-- START --

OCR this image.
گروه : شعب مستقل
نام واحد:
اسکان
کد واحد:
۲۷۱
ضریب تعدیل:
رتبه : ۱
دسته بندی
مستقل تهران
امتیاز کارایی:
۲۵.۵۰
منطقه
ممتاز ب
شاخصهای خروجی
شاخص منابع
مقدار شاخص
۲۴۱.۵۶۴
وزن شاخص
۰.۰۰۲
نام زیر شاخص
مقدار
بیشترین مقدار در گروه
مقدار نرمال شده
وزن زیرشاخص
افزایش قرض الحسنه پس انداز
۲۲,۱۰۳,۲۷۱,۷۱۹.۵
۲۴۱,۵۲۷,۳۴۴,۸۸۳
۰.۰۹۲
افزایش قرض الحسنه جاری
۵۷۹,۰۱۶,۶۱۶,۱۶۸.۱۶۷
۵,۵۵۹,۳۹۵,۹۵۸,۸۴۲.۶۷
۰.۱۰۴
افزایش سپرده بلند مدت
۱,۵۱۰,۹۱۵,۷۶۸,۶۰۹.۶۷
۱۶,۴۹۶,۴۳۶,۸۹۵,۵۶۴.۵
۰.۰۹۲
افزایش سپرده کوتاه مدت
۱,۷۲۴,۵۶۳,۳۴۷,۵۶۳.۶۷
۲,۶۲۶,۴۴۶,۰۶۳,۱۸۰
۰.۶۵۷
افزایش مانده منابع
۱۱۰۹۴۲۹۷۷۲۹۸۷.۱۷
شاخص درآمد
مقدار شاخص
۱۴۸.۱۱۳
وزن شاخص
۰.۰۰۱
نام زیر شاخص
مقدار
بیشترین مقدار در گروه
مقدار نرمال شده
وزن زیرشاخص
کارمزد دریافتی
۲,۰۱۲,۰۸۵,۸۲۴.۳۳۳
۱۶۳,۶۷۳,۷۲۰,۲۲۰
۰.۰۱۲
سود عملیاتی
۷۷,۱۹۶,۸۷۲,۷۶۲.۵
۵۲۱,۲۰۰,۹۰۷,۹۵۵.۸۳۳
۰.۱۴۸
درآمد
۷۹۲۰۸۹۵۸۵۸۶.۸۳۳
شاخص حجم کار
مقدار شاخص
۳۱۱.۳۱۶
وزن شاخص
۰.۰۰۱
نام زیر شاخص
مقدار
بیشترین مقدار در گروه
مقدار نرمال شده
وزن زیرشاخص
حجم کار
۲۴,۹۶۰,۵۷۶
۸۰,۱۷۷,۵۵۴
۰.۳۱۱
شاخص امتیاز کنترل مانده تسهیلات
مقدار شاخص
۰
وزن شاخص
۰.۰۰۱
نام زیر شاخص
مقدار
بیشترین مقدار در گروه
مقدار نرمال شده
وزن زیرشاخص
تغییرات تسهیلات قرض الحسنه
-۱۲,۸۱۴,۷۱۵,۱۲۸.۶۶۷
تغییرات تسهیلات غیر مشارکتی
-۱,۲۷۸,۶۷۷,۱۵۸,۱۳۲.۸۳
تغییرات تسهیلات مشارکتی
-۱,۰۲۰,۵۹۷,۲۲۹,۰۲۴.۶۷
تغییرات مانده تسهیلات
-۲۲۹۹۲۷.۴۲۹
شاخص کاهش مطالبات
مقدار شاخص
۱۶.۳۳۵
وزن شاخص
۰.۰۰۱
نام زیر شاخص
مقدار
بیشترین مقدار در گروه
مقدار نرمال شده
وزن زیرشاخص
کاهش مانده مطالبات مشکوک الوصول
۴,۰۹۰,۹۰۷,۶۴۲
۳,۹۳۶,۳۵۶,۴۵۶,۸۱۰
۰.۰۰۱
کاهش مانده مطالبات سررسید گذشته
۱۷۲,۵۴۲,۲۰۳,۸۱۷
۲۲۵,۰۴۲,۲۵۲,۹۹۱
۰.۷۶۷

-- END --

[DESCRIPTION OF THE TASK] Make an exact copy of all the data.

[WRITTEN REPLY]
OCR this image.
گروه : شعب مستقل
نام واحد:
اسکان
کد واحد:
۲۷۱
ضریب تعدیل:
رتبه : ۱
دسته بندی
مستقل تهران
امتیاز کارایی:
۲۵.۵۰
منطقه
ممتاز ب
شاخصهای خروجی
شاخص منابع
مقدار شاخص
۲۴۱.۵۶۴
وزن شاخص
۰.۰۰۲
نام زیر شاخص
مقدار
بیشترین مقدار در گروه
مقدار نرمال شده
وزن زیرشاخص
افزایش قرض الحسنه پس انداز
۲۲,۱۰۳,۲۷۱,۷۱۹.۵
۲۴۱,۵۲۷,۳۴۴,۸۸۳
۰.۰۹۲
افزایش قرض الحسنه جاری
۵۷۹,۰۱۶,۶۱۶,۱۶۸.۱۶۷
۵,۵۵۹,۳۹۵,۹۵۸,۸۴۲.۶۷
۰.۱۰۴
افزایش سپرده بلند مدت
۱,۵۱۰,۹۱۵,۷۶۸,۶۰۹.۶۷
۱۶,۴۹۶,۴۳۶,۸۹۵,۵۶۴.۵
۰.۰۹۲
افزایش سپرده کوتاه مدت
۱,۷۲۴,۵۶۳,۳۴۷,۵۶۳.۶۷
۲,۶۲۶,۴۴۶,۰۶۳,۱۸۰
۰.۶۵۷
افزایش مانده منابع
۱۱۰۹۴۲۹۷۷۲۹۸۷.۱۷
شاخص درآمد
مقدار شاخص
۱۴۸.۱۱۳
وزن شاخص
۰.۰۰۱
نام زیر شاخص
مقدار
بیشترین مقدار در گروه
مقدار نرمال شده
وزن زیرشاخص
کارمزد دریافتی
۲,۰۱۲,۰۸۵,۸۲۴.۳۳۳
۱۶۳,۶۷۳,۷۲۰,۲۲۰
۰.۰۱۲
سود عملیاتی
۷۷,۱۹۶,۸۷۲,۷۶۲.۵
۵۲۱,۲۰۰,۹۰۷,۹۵۵.۸۳۳
۰.۱۴۸
درآمد
۷۹۲۰۸۹۵۸۵۸۶.۸۳۳
شاخص حجم کار
مقدار شاخص
۳۱۱.۳۱۶
وزن شاخص
۰.۰۰۱
نام زیر شاخص
مقدار
بیشترین مقدار در گروه
مقدار نرمال شده
وزن زیرشاخص
حجم کار
۲۴,۹۶۰,۵۷۶
۸۰,۱۷۷,۵۵۴
۰.۳۱۱
شاخص امتیاز کنترل مانده تسهیلات
مقدار شاخص
۰
وزن شاخص
۰.۰۰۱
نام زیر شاخص
مقدار
بیشترین مقدار در گروه
مقدار نرمال شده
وزن زیرشاخص
تغییرات تسهیلات قرض الحسنه
-۱۲,۸۱۴,۷۱۵,۱۲۸.۶۶۷
تغییرات تسهیلات غیر مشارکتی
-۱,۲۷۸,۶۷۷,۱۵۸,۱۳۲.۸۳
تغییرات تسهیلات مشارکتی
-۱,۰۲۰,۵۹۷,۲۲۹,۰۲۴.۶۷
تغییرات مانده تسهیلات
-۲۲۹۹۲۷.۴۲۹
شاخص کاهش مطالبات
مقدار شاخص
۱۶.۳۳۵
وزن شاخص
۰.۰۰۱
نام زیر شاخص
مقدار
بیشترین مقدار در گروه
مقدار نرمال شده
وزن زیرشاخص
کاهش مانده مطالبات مشکوک الوصول
۴,۰۹۰,۹۰۷,۶۴۲
۳,۹۳۶,۳۵۶,۴۵۶,۸۱۰
۰.۰۰۱
کاهش مانده مطالبات سررسید گذشته
۱۷۲,۵۴۲,۲۰۳,۸۱۷
۲۲۵,۰۴۲,۲۵۲,۹۹۱
۰.۷۶۷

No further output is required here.